[Visual layout records]
start
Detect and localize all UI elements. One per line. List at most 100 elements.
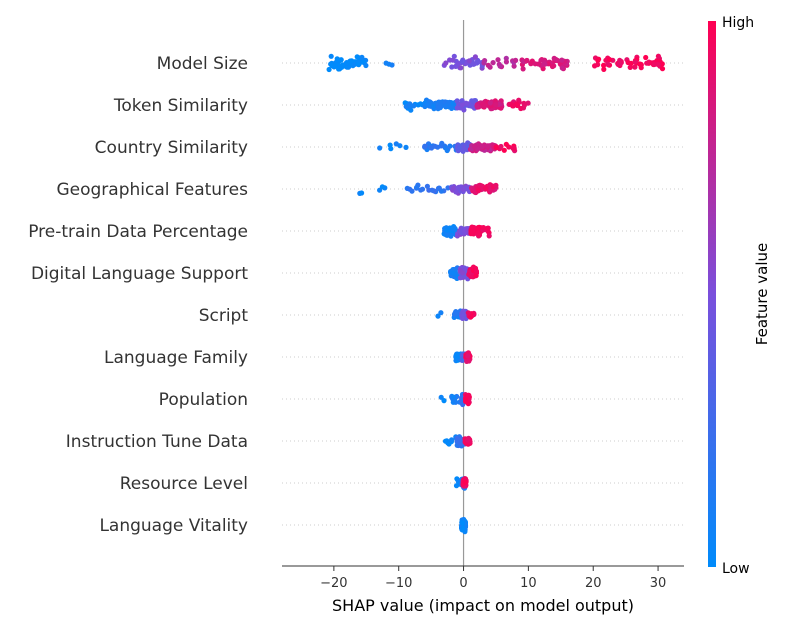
data-point xyxy=(377,145,383,151)
data-point xyxy=(465,353,471,359)
data-point xyxy=(632,64,638,70)
data-point xyxy=(521,100,527,106)
data-point xyxy=(354,54,360,60)
data-point xyxy=(475,187,481,193)
data-point xyxy=(503,141,509,147)
data-point xyxy=(601,62,607,68)
data-point xyxy=(628,60,634,66)
data-point xyxy=(452,398,458,404)
data-point xyxy=(482,103,488,109)
data-point xyxy=(483,185,489,192)
data-point xyxy=(462,479,469,485)
data-point xyxy=(411,103,417,109)
data-point xyxy=(436,104,443,110)
data-point xyxy=(332,63,338,69)
data-point xyxy=(429,187,435,193)
data-point xyxy=(454,352,460,358)
data-point xyxy=(513,57,519,64)
data-point xyxy=(336,66,342,72)
data-point xyxy=(439,140,445,146)
data-point xyxy=(383,60,389,66)
data-point xyxy=(393,141,399,147)
data-point xyxy=(461,311,467,317)
data-point xyxy=(349,58,355,64)
data-point xyxy=(450,57,456,63)
row-gridlines xyxy=(282,62,684,526)
data-point xyxy=(387,142,393,148)
data-point xyxy=(458,65,464,71)
data-point xyxy=(435,185,442,191)
data-point xyxy=(465,310,471,316)
data-point xyxy=(459,58,465,65)
feature-label: Geographical Features xyxy=(56,180,248,200)
x-tick-label: 0 xyxy=(459,576,467,591)
x-tick-label: 30 xyxy=(650,576,667,591)
data-point xyxy=(438,394,444,400)
data-point xyxy=(472,98,478,104)
data-point xyxy=(460,520,466,526)
data-point xyxy=(651,61,657,68)
data-point xyxy=(524,57,530,64)
data-point xyxy=(450,270,456,276)
x-tick-label: 10 xyxy=(520,576,537,591)
data-point xyxy=(474,103,480,109)
x-axis-title: SHAP value (impact on model output) xyxy=(332,596,634,615)
feature-label: Population xyxy=(159,390,248,410)
feature-label: Resource Level xyxy=(120,474,248,494)
data-point xyxy=(659,66,666,72)
data-point xyxy=(470,61,477,67)
feature-label: Instruction Tune Data xyxy=(66,432,248,452)
data-points xyxy=(326,53,666,535)
data-point xyxy=(328,53,334,59)
data-point xyxy=(476,230,482,236)
feature-label: Model Size xyxy=(157,54,248,74)
data-point xyxy=(465,437,471,443)
data-point xyxy=(497,63,503,69)
colorbar-low-label: Low xyxy=(722,561,750,577)
data-point xyxy=(632,59,638,65)
data-point xyxy=(407,186,413,192)
data-point xyxy=(616,61,623,67)
data-point xyxy=(454,105,460,111)
data-point xyxy=(449,437,455,443)
colorbar-high-label: High xyxy=(722,15,754,31)
data-point xyxy=(450,185,456,191)
data-point xyxy=(532,61,538,67)
data-point xyxy=(338,57,344,63)
data-point xyxy=(471,144,477,150)
data-point xyxy=(503,59,509,65)
data-point xyxy=(414,184,420,191)
data-point xyxy=(417,101,424,107)
data-point xyxy=(559,65,565,71)
data-point xyxy=(403,103,409,110)
data-point xyxy=(450,226,456,232)
data-point xyxy=(479,144,485,150)
data-point xyxy=(473,273,479,279)
data-point xyxy=(454,438,460,444)
data-point xyxy=(424,102,430,108)
data-point xyxy=(542,61,548,67)
data-point xyxy=(525,100,531,106)
data-point xyxy=(498,143,504,150)
data-point xyxy=(408,107,414,113)
data-point xyxy=(443,60,449,66)
data-point xyxy=(485,143,491,149)
data-point xyxy=(466,58,472,64)
data-point xyxy=(520,66,526,72)
data-point xyxy=(472,54,478,60)
feature-label: Pre-train Data Percentage xyxy=(28,222,248,242)
data-point xyxy=(559,57,565,63)
data-point xyxy=(549,63,556,70)
x-tick-label: −10 xyxy=(385,576,412,591)
data-point xyxy=(490,60,496,66)
data-point xyxy=(445,227,451,233)
data-point xyxy=(424,183,430,189)
data-point xyxy=(446,441,452,447)
data-point xyxy=(605,61,611,67)
data-point xyxy=(438,310,444,316)
data-point xyxy=(435,313,441,319)
data-point xyxy=(463,398,469,404)
data-point xyxy=(356,61,362,67)
data-point xyxy=(511,145,517,151)
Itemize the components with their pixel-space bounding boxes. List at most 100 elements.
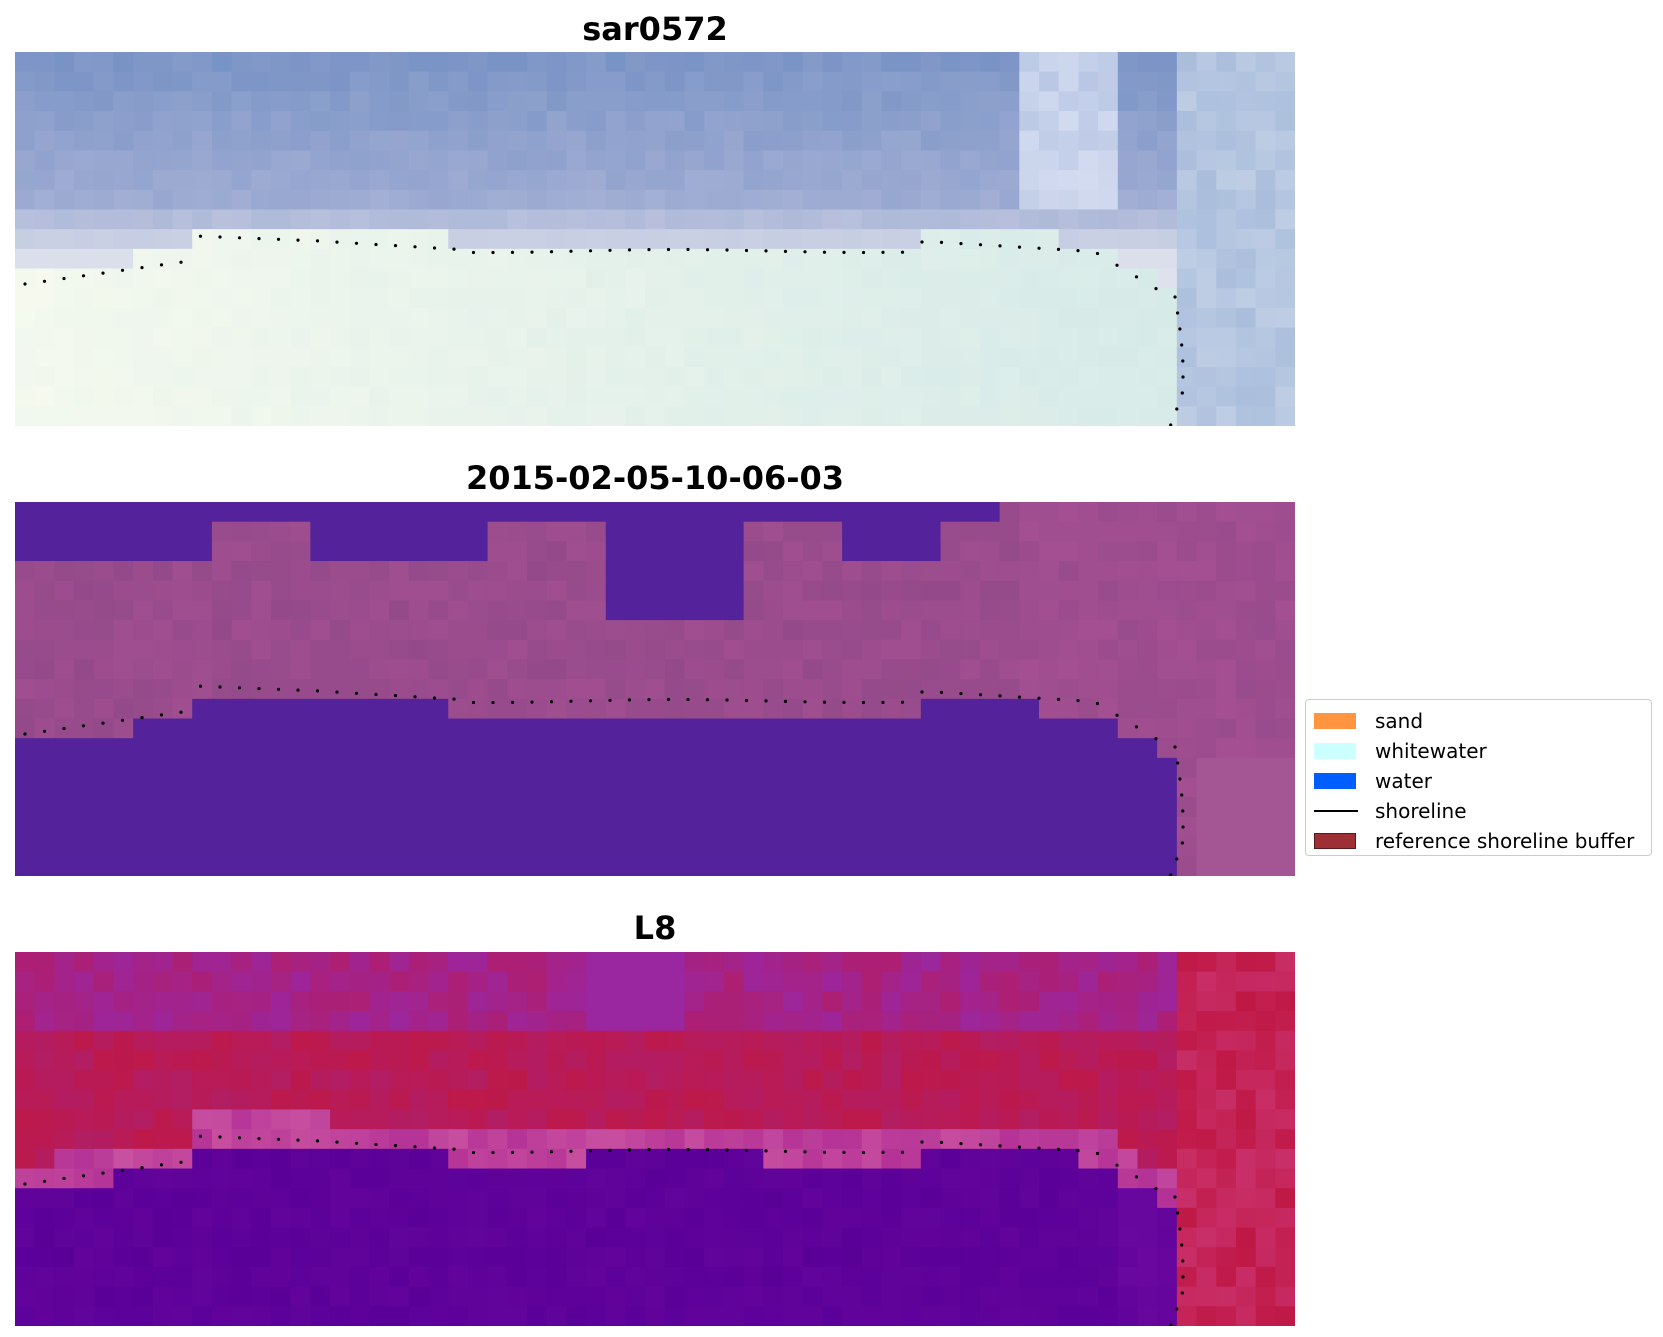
raster-pixel [192,698,213,720]
raster-pixel [408,1089,430,1111]
raster-pixel [822,502,843,523]
raster-pixel [861,580,883,602]
raster-pixel [743,561,764,582]
raster-pixel [507,1050,528,1071]
raster-pixel [861,71,883,92]
raster-pixel [960,1129,981,1150]
raster-pixel [842,288,863,309]
raster-pixel [822,1050,843,1071]
raster-pixel [783,248,804,270]
raster-pixel [389,738,410,759]
raster-pixel [861,971,883,992]
raster-pixel [723,679,745,700]
raster-pixel [152,209,174,230]
raster-pixel [113,777,134,798]
raster-pixel [802,406,823,426]
shoreline-point [978,693,983,697]
raster-pixel [881,1030,902,1052]
raster-pixel [1058,971,1079,992]
raster-pixel [271,580,292,602]
raster-pixel [1255,366,1276,388]
raster-pixel [507,797,528,818]
raster-pixel [507,1129,528,1150]
raster-pixel [1235,991,1257,1012]
shoreline-point [62,726,66,731]
raster-pixel [763,679,784,700]
raster-pixel [1117,406,1139,426]
raster-pixel [645,347,666,368]
raster-pixel [861,620,883,641]
raster-pixel [822,1168,843,1189]
raster-pixel [546,189,567,211]
raster-pixel [881,1011,902,1032]
raster-pixel [704,1148,725,1170]
raster-pixel [1058,1070,1079,1091]
raster-pixel [507,1011,528,1032]
raster-pixel [1157,639,1178,661]
raster-pixel [231,307,252,329]
raster-pixel [1019,1188,1040,1209]
raster-pixel [290,1168,311,1189]
raster-pixel [546,248,567,270]
raster-pixel [1157,288,1178,309]
raster-pixel [389,797,410,818]
raster-pixel [999,307,1020,329]
raster-pixel [1098,1227,1119,1248]
raster-pixel [664,797,686,818]
raster-pixel [231,1089,252,1111]
raster-pixel [428,347,449,368]
raster-pixel [625,71,646,92]
raster-pixel [172,797,193,818]
raster-pixel [625,971,646,992]
raster-pixel [271,521,292,542]
raster-pixel [979,386,1001,407]
raster-pixel [1275,1306,1295,1326]
raster-pixel [487,130,508,152]
raster-pixel [605,189,627,211]
raster-pixel [34,130,55,152]
raster-pixel [940,541,961,562]
raster-pixel [920,718,942,739]
raster-pixel [34,1011,55,1032]
shoreline-point [881,1150,885,1154]
raster-pixel [822,1148,843,1170]
raster-pixel [566,288,587,309]
raster-pixel [448,268,469,289]
raster-pixel [271,952,292,973]
raster-pixel [211,620,233,641]
raster-pixel [1039,952,1060,973]
raster-pixel [467,757,489,779]
shoreline-point [1095,1151,1100,1156]
raster-pixel [310,1109,331,1130]
raster-pixel [34,209,55,230]
raster-pixel [704,856,725,876]
raster-pixel [783,836,804,857]
raster-pixel [428,1050,449,1071]
raster-pixel [74,366,95,388]
raster-pixel [566,1306,587,1326]
raster-pixel [763,1148,784,1170]
raster-pixel [428,738,449,759]
raster-pixel [743,679,764,700]
shoreline-point [1154,737,1158,741]
raster-pixel [527,71,548,92]
raster-pixel [113,856,134,876]
raster-pixel [428,406,449,426]
raster-pixel [54,386,75,407]
raster-pixel [15,1109,36,1130]
raster-pixel [408,209,430,230]
raster-pixel [861,111,883,132]
raster-pixel [625,836,646,857]
raster-pixel [546,130,567,152]
raster-pixel [369,952,390,973]
raster-pixel [1255,659,1276,680]
raster-pixel [901,777,922,798]
raster-pixel [842,1129,863,1150]
raster-pixel [763,971,784,992]
raster-pixel [172,366,193,388]
raster-pixel [566,1266,587,1288]
raster-pixel [1039,1227,1060,1248]
raster-pixel [1157,971,1178,992]
raster-pixel [133,347,154,368]
raster-pixel [664,1306,686,1326]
end
• _THE REQUEST_
Convert the lines of the records into a JSON list of strings, one string per line and no blank lines. Begin at the line that has "data-point xyxy=(377,145,383,151)" and stop after the line that has "data-point xyxy=(476,230,482,236)".

• _TASK RESULT_
[
  "data-point xyxy=(377,145,383,151)",
  "data-point xyxy=(465,353,471,359)",
  "data-point xyxy=(632,64,638,70)",
  "data-point xyxy=(521,100,527,106)",
  "data-point xyxy=(354,54,360,60)",
  "data-point xyxy=(475,187,481,193)",
  "data-point xyxy=(503,141,509,147)",
  "data-point xyxy=(601,62,607,68)",
  "data-point xyxy=(628,60,634,66)",
  "data-point xyxy=(452,398,458,404)",
  "data-point xyxy=(482,103,488,109)",
  "data-point xyxy=(483,185,489,192)",
  "data-point xyxy=(462,479,469,485)",
  "data-point xyxy=(411,103,417,109)",
  "data-point xyxy=(436,104,443,110)",
  "data-point xyxy=(332,63,338,69)",
  "data-point xyxy=(429,187,435,193)",
  "data-point xyxy=(454,352,460,358)",
  "data-point xyxy=(513,57,519,64)",
  "data-point xyxy=(336,66,342,72)",
  "data-point xyxy=(439,140,445,146)",
  "data-point xyxy=(383,60,389,66)",
  "data-point xyxy=(393,141,399,147)",
  "data-point xyxy=(461,311,467,317)",
  "data-point xyxy=(349,58,355,64)",
  "data-point xyxy=(450,57,456,63)",
  "row-gridlines xyxy=(282,62,684,526)",
  "data-point xyxy=(387,142,393,148)",
  "data-point xyxy=(458,65,464,71)",
  "data-point xyxy=(435,185,442,191)",
  "data-point xyxy=(465,310,471,316)",
  "data-point xyxy=(459,58,465,65)",
  "feature-label: Geographical Features xyxy=(56,180,248,200)",
  "x-tick-label: 0 xyxy=(459,576,467,591)",
  "x-tick-label: 30 xyxy=(650,576,667,591)",
  "data-point xyxy=(438,394,444,400)",
  "data-point xyxy=(472,98,478,104)",
  "data-point xyxy=(460,520,466,526)",
  "data-point xyxy=(651,61,657,68)",
  "data-point xyxy=(524,57,530,64)",
  "data-point xyxy=(450,270,456,276)",
  "x-tick-label: 10 xyxy=(520,576,537,591)",
  "data-point xyxy=(474,103,480,109)",
  "x-axis-title: SHAP value (impact on model output) xyxy=(332,596,634,615)",
  "feature-label: Population xyxy=(159,390,248,410)",
  "feature-label: Resource Level xyxy=(120,474,248,494)",
  "data-point xyxy=(659,66,666,72)",
  "data-point xyxy=(470,61,477,67)",
  "feature-label: Instruction Tune Data xyxy=(66,432,248,452)",
  "data-points xyxy=(326,53,666,535)",
  "data-point xyxy=(328,53,334,59)",
  "data-point xyxy=(476,230,482,236)"
]